-------- Recorded information

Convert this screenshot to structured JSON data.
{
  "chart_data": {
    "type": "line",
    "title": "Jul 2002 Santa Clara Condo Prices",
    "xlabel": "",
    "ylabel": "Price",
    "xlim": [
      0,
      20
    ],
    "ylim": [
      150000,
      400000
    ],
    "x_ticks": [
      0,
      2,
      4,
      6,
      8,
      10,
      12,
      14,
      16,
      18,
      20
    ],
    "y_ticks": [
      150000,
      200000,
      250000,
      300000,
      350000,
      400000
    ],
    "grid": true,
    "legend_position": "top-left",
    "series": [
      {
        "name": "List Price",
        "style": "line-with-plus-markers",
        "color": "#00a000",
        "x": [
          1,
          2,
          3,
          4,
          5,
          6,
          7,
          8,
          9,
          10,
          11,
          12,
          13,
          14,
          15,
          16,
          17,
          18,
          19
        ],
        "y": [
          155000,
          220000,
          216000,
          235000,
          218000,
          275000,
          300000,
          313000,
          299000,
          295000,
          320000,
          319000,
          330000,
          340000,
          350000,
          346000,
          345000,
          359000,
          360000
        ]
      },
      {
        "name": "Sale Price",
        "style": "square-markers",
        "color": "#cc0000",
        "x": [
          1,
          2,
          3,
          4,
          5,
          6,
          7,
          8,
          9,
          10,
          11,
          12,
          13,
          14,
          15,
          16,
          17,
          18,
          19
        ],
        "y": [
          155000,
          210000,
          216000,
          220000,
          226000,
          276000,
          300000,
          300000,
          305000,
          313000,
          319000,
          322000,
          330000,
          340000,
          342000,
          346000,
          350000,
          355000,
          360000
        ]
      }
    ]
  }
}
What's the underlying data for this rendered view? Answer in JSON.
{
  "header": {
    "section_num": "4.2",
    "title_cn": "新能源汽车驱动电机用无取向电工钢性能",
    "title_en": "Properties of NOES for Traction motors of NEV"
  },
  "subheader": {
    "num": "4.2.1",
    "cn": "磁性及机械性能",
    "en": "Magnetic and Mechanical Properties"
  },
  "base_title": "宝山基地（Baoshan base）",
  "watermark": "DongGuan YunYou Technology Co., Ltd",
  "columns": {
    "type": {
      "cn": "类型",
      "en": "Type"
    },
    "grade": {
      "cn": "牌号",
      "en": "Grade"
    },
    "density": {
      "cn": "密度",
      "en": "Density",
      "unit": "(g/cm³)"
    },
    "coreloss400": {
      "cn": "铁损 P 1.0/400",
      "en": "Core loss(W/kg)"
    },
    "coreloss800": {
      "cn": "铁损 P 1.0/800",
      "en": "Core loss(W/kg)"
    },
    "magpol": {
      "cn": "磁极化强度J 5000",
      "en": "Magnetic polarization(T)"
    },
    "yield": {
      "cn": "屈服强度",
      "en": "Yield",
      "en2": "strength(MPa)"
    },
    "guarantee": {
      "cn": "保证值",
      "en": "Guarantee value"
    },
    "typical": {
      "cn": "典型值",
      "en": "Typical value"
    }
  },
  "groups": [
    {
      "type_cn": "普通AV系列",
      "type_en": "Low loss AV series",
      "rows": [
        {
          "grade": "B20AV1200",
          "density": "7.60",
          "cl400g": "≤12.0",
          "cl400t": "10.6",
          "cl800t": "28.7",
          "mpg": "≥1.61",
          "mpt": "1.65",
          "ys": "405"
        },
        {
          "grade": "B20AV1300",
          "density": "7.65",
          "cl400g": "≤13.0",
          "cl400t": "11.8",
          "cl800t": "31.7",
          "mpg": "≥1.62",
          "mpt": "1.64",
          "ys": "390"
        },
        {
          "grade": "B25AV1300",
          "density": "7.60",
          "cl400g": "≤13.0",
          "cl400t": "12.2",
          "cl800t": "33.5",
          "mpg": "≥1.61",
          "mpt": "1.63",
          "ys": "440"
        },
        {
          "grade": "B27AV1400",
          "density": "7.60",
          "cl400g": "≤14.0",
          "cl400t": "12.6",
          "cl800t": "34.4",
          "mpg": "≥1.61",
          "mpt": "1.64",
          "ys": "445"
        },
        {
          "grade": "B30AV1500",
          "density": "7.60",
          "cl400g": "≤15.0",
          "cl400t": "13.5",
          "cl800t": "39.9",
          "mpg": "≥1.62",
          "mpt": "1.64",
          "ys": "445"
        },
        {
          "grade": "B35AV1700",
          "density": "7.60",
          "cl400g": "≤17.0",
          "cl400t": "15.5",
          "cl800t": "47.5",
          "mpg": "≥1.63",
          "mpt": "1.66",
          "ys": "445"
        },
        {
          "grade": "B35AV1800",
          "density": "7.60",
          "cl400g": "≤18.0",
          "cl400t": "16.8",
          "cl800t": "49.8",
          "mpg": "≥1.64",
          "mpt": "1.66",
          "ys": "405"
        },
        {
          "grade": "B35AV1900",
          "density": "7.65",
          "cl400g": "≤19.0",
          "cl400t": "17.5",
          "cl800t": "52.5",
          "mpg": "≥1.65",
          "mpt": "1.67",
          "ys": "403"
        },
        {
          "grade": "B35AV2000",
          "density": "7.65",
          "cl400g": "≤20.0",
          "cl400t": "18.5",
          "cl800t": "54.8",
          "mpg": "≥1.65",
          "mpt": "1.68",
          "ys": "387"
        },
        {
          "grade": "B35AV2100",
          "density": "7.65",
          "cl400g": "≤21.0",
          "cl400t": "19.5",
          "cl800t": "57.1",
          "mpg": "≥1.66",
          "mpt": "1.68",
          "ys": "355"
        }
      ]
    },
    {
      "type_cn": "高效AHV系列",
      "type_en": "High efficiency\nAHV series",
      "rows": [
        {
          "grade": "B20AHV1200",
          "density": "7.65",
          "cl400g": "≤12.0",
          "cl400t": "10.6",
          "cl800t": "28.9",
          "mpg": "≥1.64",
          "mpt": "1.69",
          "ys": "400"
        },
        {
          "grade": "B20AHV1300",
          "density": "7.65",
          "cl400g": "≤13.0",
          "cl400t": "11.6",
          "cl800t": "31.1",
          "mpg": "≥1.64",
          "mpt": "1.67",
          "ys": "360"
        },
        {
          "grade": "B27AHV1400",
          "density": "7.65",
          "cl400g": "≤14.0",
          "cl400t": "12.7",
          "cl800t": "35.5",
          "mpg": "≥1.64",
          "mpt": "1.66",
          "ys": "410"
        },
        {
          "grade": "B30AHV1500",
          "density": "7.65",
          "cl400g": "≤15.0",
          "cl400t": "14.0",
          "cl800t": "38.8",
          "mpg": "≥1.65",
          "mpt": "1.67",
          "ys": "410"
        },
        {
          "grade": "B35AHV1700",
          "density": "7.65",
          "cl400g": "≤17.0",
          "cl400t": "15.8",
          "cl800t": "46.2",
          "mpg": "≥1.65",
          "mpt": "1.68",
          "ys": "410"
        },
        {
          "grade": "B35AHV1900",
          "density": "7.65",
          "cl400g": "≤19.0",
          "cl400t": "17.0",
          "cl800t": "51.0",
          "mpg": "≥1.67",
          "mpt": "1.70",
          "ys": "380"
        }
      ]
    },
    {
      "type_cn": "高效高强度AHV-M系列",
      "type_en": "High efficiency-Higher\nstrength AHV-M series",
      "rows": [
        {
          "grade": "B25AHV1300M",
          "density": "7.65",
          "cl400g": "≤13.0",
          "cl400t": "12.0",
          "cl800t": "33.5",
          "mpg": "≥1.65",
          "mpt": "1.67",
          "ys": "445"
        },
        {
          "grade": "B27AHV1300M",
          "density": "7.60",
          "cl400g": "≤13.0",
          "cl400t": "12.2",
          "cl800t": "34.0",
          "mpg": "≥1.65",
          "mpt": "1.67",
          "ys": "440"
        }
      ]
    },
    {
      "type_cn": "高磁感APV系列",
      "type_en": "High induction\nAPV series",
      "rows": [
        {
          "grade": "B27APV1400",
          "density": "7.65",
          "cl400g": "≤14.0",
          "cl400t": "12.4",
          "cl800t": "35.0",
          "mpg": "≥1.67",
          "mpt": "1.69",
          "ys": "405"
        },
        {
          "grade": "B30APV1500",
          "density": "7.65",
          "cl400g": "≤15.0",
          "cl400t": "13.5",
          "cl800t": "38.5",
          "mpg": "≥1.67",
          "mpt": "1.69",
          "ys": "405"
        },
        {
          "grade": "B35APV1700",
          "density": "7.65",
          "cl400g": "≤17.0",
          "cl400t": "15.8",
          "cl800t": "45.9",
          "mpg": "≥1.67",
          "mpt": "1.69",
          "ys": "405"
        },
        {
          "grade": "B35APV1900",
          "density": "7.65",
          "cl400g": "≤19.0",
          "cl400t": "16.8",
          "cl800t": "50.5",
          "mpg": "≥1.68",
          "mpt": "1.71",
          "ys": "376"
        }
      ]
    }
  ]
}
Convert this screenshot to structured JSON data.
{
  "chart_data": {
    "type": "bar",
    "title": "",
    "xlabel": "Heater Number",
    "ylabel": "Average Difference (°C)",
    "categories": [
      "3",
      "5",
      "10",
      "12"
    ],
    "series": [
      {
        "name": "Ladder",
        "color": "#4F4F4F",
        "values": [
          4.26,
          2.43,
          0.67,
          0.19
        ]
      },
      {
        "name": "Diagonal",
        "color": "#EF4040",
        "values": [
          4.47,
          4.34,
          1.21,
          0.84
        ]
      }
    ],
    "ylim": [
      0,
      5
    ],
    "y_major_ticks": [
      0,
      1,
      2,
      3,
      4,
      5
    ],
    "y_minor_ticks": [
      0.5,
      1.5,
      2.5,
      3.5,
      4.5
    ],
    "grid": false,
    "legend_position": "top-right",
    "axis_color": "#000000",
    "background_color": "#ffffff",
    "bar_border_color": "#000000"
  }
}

----------------

● **What you are asked to do**:
State the count of lines that contain the string "efficiency". Nothing else is needed.

● **Response below**:
2